GIVEN DATA start
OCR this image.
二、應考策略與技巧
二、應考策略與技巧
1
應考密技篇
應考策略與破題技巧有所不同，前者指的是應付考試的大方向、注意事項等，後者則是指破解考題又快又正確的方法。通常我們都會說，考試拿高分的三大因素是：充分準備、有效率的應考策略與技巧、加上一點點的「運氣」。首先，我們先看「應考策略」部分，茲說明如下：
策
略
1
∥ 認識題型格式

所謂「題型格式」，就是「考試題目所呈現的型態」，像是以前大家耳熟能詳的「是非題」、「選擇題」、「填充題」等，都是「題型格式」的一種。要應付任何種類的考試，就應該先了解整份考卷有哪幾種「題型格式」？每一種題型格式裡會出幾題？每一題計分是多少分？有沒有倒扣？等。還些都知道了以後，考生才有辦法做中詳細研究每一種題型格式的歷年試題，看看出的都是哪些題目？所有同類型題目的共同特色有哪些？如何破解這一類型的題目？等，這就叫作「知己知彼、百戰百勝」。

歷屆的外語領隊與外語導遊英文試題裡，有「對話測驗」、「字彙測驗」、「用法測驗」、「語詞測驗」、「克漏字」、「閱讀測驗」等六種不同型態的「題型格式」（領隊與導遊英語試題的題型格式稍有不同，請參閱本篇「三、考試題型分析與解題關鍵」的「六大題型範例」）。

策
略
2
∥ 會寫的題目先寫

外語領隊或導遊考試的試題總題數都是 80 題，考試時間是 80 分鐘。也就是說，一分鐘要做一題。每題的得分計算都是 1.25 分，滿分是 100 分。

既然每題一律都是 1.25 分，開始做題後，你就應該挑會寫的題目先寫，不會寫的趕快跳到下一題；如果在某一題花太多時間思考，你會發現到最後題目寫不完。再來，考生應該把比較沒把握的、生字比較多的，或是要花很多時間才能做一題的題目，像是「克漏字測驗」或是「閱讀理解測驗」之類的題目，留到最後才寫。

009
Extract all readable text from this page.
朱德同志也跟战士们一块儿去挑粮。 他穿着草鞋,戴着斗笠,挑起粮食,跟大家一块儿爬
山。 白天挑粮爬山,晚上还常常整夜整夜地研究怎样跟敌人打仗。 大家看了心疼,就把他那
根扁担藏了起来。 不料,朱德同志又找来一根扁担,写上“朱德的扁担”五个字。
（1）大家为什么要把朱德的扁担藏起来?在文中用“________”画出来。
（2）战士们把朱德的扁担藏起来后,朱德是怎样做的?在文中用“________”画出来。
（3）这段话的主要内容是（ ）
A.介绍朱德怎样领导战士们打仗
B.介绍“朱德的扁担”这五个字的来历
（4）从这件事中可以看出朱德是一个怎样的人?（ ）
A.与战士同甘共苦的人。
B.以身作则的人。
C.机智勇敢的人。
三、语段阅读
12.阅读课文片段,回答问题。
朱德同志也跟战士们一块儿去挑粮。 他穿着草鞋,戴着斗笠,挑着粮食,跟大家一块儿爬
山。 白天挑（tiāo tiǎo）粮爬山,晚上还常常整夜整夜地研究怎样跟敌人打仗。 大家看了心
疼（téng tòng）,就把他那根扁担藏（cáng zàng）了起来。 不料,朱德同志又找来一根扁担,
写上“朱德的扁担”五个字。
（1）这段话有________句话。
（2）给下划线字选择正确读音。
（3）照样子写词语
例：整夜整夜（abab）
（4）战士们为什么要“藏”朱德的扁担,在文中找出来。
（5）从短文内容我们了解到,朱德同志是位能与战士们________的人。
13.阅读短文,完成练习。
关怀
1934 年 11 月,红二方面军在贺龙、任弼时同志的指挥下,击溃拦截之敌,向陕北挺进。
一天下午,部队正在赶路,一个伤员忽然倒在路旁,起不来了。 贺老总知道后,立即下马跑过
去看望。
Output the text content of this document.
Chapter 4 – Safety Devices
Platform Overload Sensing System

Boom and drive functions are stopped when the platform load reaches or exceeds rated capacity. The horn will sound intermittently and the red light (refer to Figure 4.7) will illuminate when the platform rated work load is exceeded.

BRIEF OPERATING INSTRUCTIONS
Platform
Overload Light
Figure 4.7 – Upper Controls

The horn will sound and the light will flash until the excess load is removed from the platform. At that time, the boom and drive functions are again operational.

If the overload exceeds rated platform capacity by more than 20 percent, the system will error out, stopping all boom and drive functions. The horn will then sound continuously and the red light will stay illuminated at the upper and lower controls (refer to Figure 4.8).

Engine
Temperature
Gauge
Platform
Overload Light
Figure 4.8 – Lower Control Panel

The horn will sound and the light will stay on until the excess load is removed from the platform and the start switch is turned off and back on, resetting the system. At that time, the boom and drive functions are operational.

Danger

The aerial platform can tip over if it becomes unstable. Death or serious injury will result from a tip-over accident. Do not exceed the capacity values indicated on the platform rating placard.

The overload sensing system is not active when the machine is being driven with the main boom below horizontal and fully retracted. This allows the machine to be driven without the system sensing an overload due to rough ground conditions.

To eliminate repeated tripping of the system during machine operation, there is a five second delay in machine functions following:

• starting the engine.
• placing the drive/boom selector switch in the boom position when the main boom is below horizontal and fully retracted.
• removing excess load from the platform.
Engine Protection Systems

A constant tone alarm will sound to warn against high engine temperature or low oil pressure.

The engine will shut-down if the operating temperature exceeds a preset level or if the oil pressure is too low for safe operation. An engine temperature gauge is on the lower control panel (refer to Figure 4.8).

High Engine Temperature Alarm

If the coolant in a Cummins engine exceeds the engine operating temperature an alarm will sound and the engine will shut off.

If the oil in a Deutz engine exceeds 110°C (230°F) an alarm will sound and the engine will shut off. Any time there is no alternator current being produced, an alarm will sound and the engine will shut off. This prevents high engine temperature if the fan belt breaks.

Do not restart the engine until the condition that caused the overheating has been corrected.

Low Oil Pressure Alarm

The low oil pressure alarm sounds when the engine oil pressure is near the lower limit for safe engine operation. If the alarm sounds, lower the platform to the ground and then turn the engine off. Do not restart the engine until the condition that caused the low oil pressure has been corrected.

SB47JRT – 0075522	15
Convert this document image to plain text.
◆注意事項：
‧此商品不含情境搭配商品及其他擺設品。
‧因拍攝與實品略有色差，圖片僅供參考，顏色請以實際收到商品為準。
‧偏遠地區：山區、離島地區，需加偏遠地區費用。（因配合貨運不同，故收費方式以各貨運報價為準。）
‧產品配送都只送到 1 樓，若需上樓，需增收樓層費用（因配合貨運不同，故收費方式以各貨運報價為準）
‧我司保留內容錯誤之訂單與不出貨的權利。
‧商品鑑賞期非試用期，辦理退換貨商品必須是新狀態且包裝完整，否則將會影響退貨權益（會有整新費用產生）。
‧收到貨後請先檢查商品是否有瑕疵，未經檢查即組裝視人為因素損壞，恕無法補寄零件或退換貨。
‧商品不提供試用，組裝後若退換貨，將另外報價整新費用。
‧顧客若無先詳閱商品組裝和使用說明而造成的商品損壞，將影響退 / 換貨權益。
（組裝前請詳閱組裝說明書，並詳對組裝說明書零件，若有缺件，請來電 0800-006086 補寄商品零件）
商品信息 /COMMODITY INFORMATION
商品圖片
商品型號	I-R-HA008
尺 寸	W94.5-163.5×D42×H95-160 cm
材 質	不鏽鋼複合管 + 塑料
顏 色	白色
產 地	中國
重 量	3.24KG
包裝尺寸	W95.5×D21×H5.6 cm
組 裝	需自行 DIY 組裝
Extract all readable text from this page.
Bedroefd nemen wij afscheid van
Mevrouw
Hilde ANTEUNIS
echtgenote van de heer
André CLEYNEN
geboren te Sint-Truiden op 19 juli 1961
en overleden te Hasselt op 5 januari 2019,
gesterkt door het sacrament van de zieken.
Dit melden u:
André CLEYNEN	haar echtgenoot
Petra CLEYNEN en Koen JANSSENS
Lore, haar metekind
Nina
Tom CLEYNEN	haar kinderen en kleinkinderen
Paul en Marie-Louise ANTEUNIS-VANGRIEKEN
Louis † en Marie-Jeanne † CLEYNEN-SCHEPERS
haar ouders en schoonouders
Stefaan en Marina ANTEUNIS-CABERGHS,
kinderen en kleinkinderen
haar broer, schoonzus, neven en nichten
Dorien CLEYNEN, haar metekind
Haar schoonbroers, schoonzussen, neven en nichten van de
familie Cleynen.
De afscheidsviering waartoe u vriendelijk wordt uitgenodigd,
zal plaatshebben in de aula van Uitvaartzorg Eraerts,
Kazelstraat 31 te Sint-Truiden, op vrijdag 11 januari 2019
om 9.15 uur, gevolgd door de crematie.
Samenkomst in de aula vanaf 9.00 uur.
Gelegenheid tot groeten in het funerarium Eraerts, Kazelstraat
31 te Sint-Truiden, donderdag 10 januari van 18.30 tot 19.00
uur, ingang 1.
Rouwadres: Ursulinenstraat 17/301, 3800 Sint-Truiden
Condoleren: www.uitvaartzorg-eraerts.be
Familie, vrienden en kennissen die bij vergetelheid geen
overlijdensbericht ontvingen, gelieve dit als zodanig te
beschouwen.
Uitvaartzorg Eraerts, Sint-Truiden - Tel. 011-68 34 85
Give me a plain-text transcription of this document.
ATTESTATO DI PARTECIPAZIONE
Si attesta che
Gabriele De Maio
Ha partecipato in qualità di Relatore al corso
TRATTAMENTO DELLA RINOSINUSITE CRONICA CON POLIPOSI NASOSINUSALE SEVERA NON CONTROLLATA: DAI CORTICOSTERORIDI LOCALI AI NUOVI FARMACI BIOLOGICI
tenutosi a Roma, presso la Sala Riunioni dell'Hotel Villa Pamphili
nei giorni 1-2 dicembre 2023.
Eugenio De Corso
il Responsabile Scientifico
GIVEN DATA end
= WRITTEN REQUEST =
Take the lines from the one containing "Give me a plain-text" to the last line of the material above and write them out exactly.

= EXERCISE OUTPUT =
Give me a plain-text transcription of this document.
ATTESTATO DI PARTECIPAZIONE
Si attesta che
Gabriele De Maio
Ha partecipato in qualità di Relatore al corso
TRATTAMENTO DELLA RINOSINUSITE CRONICA CON POLIPOSI NASOSINUSALE SEVERA NON CONTROLLATA: DAI CORTICOSTERORIDI LOCALI AI NUOVI FARMACI BIOLOGICI
tenutosi a Roma, presso la Sala Riunioni dell'Hotel Villa Pamphili
nei giorni 1-2 dicembre 2023.
Eugenio De Corso
il Responsabile Scientifico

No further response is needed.